» Task requirements: Return each line containing the string "time".

Collected data
_____
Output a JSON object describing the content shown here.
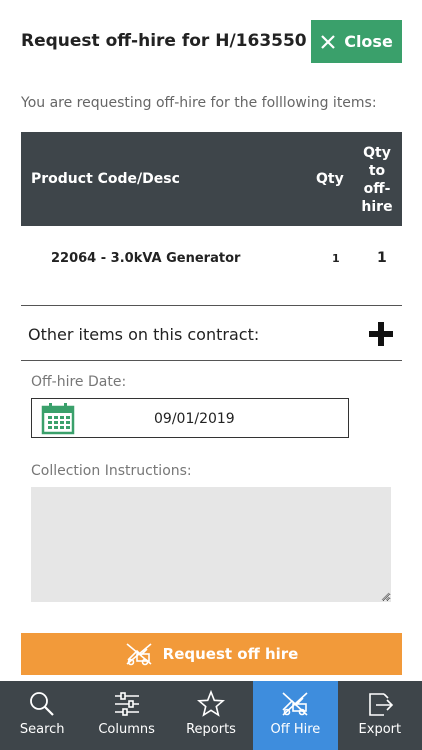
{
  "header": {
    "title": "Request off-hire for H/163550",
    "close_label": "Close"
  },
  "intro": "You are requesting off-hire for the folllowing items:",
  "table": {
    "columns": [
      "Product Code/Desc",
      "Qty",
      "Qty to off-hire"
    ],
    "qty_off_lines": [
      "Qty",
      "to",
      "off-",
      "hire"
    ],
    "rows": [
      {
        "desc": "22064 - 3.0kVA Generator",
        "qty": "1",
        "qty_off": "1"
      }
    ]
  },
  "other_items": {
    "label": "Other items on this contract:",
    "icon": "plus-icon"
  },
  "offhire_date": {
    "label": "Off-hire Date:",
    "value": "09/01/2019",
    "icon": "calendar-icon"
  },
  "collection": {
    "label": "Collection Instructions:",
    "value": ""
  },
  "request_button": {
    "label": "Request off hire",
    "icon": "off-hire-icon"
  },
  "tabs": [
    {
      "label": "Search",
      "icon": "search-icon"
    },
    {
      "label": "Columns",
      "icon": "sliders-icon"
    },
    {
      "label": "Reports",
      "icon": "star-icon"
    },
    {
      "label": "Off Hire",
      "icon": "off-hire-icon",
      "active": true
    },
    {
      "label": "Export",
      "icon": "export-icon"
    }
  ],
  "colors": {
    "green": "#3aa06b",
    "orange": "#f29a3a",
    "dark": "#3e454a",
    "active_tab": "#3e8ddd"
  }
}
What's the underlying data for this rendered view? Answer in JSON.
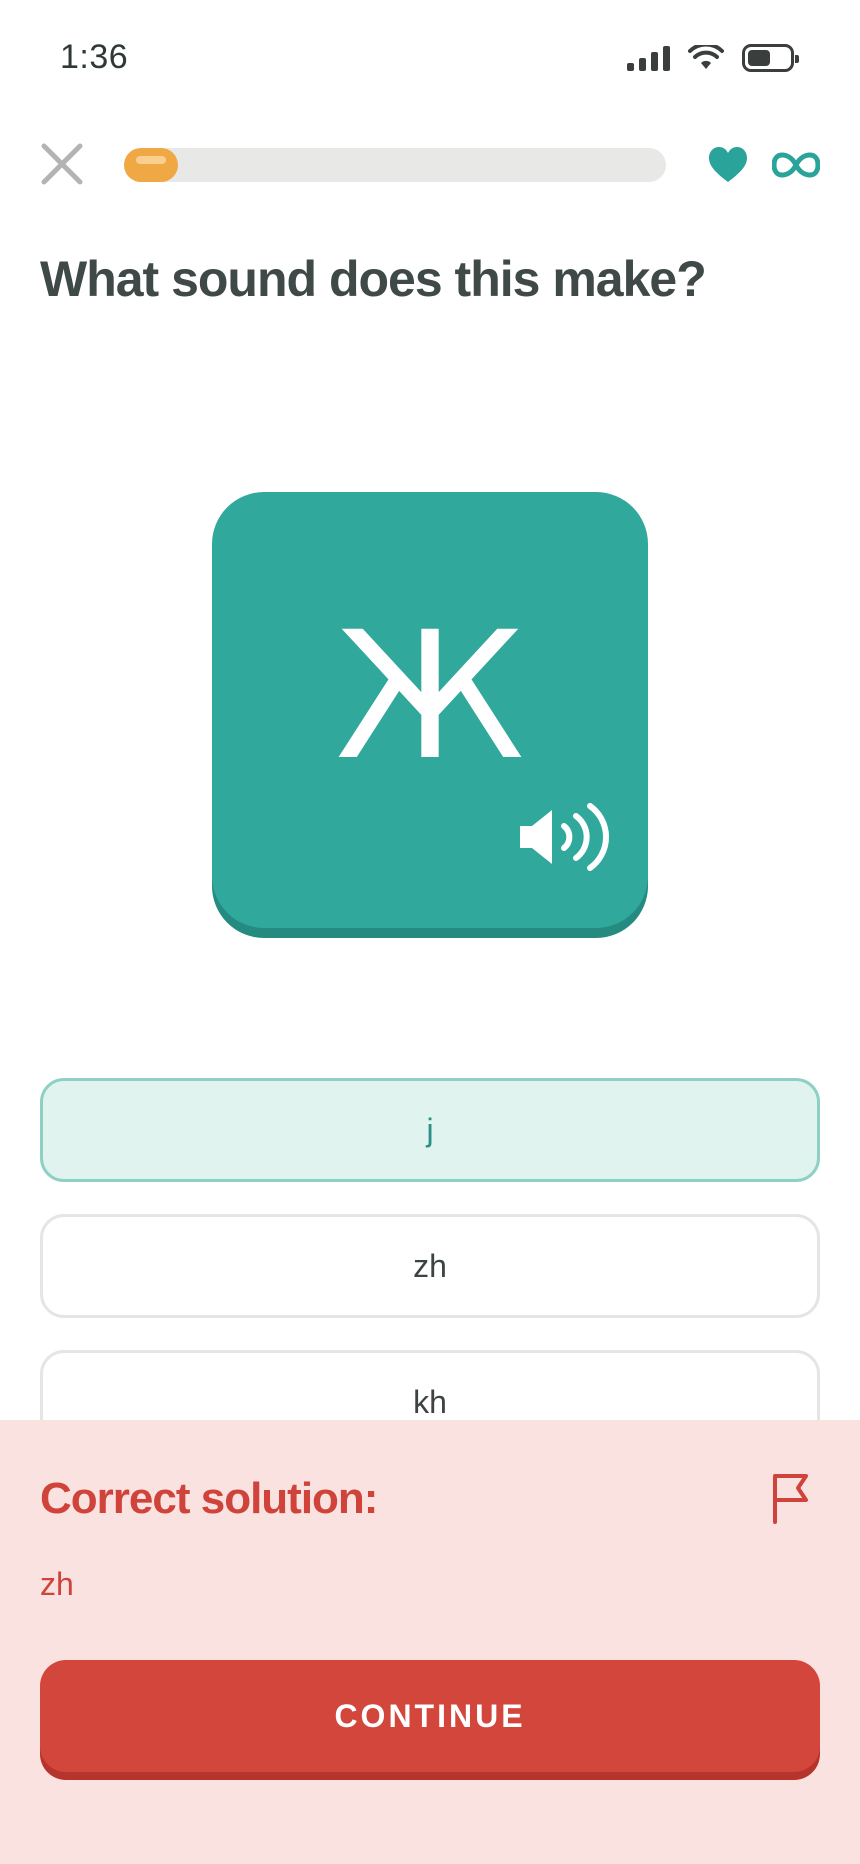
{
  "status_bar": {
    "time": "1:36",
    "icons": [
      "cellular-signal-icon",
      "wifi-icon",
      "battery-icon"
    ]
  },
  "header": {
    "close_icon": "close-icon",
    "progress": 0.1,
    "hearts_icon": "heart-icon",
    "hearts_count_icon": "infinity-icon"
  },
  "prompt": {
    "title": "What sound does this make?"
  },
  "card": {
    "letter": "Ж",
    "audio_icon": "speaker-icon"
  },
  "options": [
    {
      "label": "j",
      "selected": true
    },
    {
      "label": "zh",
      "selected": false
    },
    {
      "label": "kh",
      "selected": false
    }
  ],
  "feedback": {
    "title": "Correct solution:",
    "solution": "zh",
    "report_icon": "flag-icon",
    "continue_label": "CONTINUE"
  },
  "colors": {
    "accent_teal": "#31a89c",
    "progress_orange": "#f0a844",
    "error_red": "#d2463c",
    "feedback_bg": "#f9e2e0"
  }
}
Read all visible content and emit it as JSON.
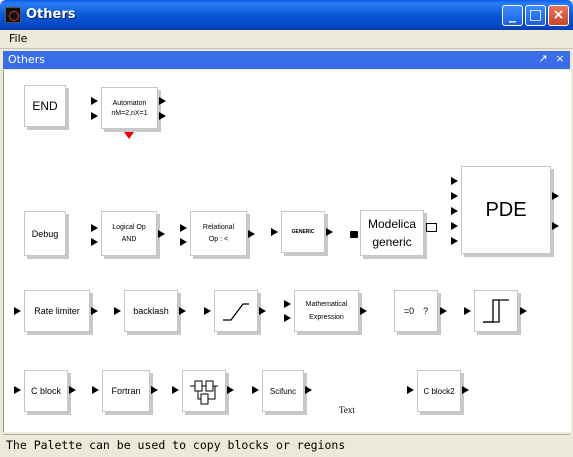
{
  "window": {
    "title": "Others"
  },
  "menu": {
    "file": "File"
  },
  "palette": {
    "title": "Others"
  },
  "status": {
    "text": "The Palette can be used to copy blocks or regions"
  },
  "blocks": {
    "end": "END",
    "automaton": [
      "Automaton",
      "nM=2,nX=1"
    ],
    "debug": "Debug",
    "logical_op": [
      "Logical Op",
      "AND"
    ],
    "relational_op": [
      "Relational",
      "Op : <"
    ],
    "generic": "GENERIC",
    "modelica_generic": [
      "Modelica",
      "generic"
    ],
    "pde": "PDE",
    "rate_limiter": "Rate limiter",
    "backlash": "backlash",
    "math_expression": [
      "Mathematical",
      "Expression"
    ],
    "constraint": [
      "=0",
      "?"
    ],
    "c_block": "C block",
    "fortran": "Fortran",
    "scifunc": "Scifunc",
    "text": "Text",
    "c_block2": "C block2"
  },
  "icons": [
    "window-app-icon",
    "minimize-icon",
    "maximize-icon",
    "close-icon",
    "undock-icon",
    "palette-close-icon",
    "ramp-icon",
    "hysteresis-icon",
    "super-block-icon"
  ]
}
_____
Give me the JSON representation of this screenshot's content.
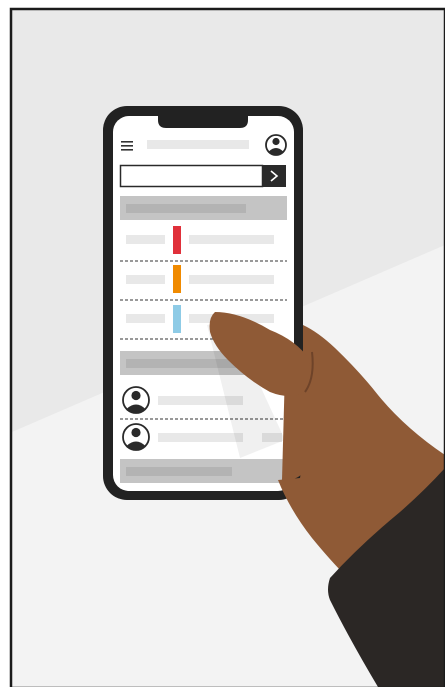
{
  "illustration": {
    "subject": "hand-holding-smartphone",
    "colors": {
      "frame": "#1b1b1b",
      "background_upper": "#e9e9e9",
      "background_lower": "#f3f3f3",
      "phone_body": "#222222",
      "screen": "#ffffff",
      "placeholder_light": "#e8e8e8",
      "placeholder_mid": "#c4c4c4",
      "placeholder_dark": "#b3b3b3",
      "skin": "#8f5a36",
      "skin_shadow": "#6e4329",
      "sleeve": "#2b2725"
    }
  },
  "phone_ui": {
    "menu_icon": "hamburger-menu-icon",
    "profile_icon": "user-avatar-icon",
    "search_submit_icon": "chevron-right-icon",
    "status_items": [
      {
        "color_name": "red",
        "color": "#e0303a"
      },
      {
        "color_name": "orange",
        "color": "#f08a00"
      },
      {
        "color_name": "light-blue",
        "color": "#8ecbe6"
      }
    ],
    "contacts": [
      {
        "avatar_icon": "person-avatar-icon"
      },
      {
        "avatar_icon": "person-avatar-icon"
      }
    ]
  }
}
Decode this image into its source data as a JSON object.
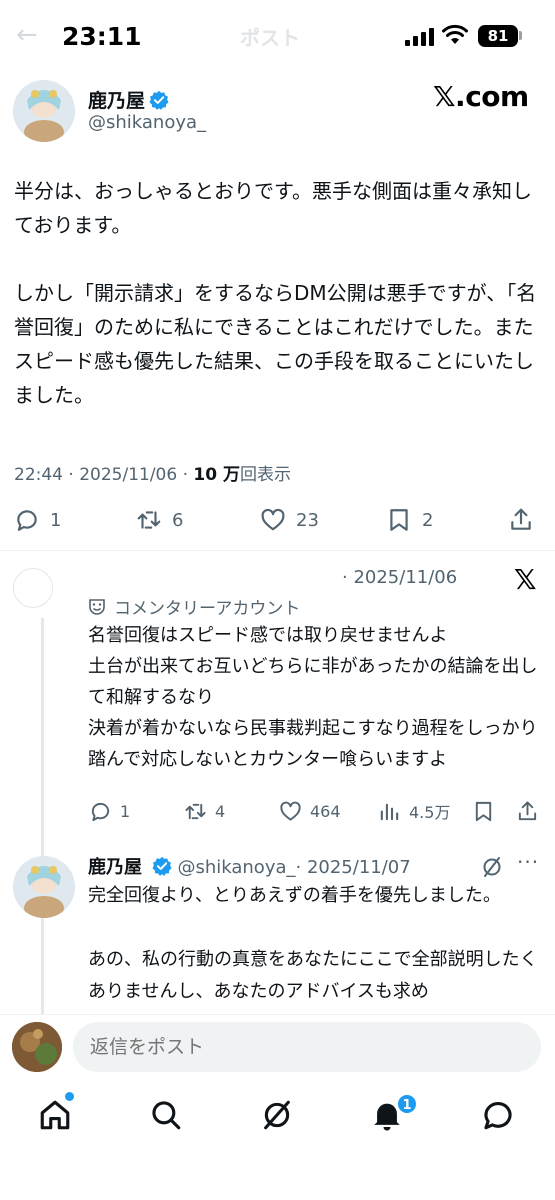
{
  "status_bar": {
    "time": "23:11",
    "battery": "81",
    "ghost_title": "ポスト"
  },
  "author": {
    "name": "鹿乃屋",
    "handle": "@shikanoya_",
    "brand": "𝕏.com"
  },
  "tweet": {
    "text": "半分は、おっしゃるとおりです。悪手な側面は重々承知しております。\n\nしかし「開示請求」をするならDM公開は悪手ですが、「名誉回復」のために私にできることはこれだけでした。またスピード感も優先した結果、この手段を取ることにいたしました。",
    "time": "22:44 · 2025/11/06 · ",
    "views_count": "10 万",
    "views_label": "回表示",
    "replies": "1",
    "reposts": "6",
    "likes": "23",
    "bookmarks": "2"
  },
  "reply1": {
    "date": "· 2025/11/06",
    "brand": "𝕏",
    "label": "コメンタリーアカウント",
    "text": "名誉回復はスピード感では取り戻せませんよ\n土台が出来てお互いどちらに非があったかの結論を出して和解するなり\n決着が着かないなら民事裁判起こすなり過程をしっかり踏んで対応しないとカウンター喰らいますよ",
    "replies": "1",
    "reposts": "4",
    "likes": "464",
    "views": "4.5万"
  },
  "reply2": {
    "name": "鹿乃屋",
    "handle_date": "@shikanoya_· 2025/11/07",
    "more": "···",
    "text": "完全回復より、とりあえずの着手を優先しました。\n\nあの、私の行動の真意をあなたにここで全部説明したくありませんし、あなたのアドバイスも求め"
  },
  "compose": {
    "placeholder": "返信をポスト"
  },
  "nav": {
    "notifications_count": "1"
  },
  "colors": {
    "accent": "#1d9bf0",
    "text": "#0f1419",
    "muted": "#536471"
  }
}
_____
» Solution:
    "time": "1:36",
    "time": "23:11",
    "time": "22:44 · 2025/11/06 · ",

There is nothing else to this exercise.